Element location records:
Begin

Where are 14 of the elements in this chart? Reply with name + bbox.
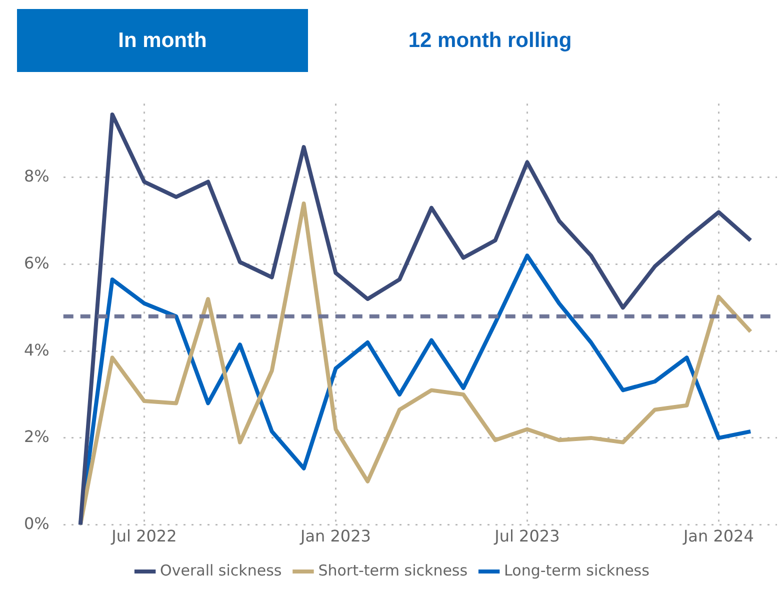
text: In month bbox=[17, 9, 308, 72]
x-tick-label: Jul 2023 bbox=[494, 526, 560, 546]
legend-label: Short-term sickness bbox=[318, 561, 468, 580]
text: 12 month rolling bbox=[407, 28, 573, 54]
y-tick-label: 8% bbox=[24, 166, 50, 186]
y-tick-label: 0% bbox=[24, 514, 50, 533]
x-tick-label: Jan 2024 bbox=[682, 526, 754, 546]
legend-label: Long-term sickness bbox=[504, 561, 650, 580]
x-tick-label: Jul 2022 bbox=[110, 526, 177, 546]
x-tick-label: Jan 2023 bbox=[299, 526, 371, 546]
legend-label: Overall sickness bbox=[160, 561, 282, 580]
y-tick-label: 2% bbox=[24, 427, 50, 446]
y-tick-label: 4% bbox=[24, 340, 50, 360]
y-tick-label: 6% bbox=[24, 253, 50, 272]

End
Begin

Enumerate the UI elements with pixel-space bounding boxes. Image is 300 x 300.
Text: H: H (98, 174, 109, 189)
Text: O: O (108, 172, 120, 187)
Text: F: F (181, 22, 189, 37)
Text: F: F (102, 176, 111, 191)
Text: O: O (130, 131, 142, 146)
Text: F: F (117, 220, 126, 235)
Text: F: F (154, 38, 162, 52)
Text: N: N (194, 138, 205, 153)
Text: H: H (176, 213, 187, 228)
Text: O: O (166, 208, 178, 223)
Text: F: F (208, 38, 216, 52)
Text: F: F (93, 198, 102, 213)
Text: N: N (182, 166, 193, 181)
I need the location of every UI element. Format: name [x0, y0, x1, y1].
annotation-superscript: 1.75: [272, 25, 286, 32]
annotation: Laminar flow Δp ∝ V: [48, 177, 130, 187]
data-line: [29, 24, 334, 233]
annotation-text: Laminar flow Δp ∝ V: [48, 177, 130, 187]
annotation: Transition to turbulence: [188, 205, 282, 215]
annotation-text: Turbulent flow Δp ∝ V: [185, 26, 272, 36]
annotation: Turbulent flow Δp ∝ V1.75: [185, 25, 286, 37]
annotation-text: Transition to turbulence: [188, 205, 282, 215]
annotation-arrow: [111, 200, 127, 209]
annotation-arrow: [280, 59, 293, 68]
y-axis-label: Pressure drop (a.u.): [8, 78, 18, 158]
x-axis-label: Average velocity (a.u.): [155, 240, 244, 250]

End

Given problem:
Please turn the records from the line with "Where are 14" up to and including the line with "y-tick-label: 6% bbox=[24, 253, 50, 272]" into a JSON list of strings, one string per line with blank lines skipped. Leave the pictures out of the answer.

Answer for this exercise:
[
  "Where are 14 of the elements in this chart? Reply with name + bbox.",
  "text: In month bbox=[17, 9, 308, 72]",
  "x-tick-label: Jul 2023 bbox=[494, 526, 560, 546]",
  "legend-label: Short-term sickness bbox=[318, 561, 468, 580]",
  "text: 12 month rolling bbox=[407, 28, 573, 54]",
  "y-tick-label: 8% bbox=[24, 166, 50, 186]",
  "y-tick-label: 0% bbox=[24, 514, 50, 533]",
  "x-tick-label: Jan 2024 bbox=[682, 526, 754, 546]",
  "legend-label: Long-term sickness bbox=[504, 561, 650, 580]",
  "x-tick-label: Jul 2022 bbox=[110, 526, 177, 546]",
  "x-tick-label: Jan 2023 bbox=[299, 526, 371, 546]",
  "legend-label: Overall sickness bbox=[160, 561, 282, 580]",
  "y-tick-label: 2% bbox=[24, 427, 50, 446]",
  "y-tick-label: 4% bbox=[24, 340, 50, 360]",
  "y-tick-label: 6% bbox=[24, 253, 50, 272]"
]